WHAT YOU HAVE TO DO — Scan the following material for the string "Стандартная" and copy each line in which it appears.
----
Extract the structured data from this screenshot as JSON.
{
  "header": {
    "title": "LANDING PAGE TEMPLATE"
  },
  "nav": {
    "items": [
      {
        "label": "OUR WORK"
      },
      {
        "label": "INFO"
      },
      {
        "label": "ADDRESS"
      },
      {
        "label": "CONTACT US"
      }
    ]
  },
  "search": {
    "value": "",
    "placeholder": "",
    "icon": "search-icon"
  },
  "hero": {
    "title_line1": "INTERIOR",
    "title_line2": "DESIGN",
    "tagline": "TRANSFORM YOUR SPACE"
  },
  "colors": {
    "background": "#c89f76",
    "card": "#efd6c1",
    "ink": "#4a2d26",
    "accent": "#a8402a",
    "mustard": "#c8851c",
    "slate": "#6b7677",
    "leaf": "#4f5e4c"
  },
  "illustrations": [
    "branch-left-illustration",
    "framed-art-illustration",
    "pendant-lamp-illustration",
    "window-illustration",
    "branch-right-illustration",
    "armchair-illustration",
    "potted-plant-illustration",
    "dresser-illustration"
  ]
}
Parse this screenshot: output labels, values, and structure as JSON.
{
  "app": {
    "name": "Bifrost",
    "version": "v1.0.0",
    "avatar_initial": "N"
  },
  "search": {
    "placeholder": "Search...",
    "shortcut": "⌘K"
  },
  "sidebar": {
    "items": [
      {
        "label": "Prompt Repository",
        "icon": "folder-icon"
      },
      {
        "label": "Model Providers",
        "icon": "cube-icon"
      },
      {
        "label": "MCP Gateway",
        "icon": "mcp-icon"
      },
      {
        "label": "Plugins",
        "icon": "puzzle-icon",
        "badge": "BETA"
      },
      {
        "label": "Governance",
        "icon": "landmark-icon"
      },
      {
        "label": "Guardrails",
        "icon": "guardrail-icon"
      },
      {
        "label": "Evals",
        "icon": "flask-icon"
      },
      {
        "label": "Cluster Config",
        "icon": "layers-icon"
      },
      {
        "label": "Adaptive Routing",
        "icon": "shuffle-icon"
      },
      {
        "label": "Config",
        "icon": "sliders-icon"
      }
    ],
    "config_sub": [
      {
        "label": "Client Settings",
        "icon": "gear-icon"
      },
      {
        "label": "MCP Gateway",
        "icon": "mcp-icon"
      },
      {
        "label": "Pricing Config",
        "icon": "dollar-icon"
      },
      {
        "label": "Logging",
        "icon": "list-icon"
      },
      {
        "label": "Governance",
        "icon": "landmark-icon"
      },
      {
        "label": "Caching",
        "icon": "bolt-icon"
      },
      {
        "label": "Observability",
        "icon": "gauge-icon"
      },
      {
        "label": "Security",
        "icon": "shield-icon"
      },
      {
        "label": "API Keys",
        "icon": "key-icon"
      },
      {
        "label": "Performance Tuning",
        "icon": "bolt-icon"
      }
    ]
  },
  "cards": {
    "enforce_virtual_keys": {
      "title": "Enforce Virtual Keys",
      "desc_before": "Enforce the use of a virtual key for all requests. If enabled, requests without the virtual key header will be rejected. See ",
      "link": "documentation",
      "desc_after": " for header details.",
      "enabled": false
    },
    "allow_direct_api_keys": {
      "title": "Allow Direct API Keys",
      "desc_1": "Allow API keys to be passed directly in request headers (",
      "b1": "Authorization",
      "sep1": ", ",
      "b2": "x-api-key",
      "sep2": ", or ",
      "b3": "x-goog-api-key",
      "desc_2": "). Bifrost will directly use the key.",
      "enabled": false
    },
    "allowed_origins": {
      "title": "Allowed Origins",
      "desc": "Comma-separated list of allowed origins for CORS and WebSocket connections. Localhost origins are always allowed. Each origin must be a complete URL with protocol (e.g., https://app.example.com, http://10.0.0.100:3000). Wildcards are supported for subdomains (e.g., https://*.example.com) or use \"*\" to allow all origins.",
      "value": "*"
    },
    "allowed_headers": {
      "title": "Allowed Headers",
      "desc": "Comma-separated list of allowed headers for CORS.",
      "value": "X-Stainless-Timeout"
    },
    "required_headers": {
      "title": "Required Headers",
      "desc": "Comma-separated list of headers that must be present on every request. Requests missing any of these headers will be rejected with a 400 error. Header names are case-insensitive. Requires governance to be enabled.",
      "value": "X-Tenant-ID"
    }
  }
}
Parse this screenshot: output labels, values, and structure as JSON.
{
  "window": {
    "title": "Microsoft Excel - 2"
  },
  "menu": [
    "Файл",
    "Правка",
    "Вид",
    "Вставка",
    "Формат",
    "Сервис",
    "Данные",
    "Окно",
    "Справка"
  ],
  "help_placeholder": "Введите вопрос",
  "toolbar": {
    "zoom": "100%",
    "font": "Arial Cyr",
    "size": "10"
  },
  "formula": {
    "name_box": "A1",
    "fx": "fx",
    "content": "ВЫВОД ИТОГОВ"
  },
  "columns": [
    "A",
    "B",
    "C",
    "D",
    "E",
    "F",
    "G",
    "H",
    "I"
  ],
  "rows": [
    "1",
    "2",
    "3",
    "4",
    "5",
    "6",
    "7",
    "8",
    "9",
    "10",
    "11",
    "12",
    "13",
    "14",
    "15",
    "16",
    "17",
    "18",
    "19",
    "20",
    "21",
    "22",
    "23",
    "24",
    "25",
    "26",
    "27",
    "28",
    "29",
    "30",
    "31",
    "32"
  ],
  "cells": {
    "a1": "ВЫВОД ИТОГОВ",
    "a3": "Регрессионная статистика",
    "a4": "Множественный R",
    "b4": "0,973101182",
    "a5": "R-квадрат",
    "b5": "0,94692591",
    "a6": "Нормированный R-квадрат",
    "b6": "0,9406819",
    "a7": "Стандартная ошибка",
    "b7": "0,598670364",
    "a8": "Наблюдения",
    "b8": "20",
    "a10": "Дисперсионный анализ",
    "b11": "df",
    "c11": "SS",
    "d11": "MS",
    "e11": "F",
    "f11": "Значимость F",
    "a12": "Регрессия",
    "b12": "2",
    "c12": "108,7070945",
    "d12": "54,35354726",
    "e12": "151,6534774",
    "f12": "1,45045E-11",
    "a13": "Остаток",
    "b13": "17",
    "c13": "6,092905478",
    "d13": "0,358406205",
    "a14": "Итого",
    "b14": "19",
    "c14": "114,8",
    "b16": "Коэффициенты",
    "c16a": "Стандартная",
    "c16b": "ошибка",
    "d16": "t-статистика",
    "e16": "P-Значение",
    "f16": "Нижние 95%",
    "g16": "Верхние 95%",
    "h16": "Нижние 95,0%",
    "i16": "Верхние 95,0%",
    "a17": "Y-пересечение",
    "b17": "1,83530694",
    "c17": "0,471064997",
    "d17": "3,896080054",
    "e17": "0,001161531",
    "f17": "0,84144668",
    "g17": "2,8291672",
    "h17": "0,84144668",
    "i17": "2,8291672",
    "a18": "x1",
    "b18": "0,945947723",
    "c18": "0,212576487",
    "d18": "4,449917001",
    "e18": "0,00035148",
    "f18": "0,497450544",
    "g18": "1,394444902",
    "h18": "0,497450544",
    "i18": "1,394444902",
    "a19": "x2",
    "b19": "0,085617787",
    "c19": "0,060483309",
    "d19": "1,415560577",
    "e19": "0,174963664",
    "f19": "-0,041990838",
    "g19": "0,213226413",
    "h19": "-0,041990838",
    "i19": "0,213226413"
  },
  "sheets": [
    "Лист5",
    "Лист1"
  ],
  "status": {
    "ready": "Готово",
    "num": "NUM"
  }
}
----
THE COMPLETED TASK —
    "a7": "Стандартная ошибка",
    "c16a": "Стандартная",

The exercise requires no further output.